## Start Data provided
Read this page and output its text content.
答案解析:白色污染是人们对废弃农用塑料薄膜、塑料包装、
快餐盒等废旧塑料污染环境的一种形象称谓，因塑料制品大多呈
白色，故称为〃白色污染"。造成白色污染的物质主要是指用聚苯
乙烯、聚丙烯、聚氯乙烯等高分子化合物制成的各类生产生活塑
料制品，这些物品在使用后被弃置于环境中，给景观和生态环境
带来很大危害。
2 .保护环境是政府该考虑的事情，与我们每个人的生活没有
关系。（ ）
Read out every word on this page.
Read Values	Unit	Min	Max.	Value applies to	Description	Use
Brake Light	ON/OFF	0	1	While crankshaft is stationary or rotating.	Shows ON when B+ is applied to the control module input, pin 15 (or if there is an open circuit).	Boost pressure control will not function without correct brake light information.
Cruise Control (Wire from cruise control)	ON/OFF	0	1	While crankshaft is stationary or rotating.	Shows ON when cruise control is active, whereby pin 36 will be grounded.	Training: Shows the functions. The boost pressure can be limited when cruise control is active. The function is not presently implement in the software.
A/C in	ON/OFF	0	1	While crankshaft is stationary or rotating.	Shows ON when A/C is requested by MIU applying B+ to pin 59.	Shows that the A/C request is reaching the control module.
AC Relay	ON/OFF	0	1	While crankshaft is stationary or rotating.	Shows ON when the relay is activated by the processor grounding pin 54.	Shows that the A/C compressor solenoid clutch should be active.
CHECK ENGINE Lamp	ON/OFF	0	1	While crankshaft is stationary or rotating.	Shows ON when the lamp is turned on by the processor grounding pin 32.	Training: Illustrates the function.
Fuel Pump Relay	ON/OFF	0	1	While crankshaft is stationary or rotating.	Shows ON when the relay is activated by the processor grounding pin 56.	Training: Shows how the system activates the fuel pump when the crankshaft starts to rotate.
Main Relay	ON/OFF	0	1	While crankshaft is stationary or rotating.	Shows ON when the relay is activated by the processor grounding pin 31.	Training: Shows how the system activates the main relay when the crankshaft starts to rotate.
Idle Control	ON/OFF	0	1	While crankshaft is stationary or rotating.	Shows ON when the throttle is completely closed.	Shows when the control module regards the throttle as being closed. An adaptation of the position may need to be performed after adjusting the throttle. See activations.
## End Data provided
Exercise objective: In the records above, find each line with the word "page" and copy it.

Task output:
Read this page and output its text content.
Read out every word on this page.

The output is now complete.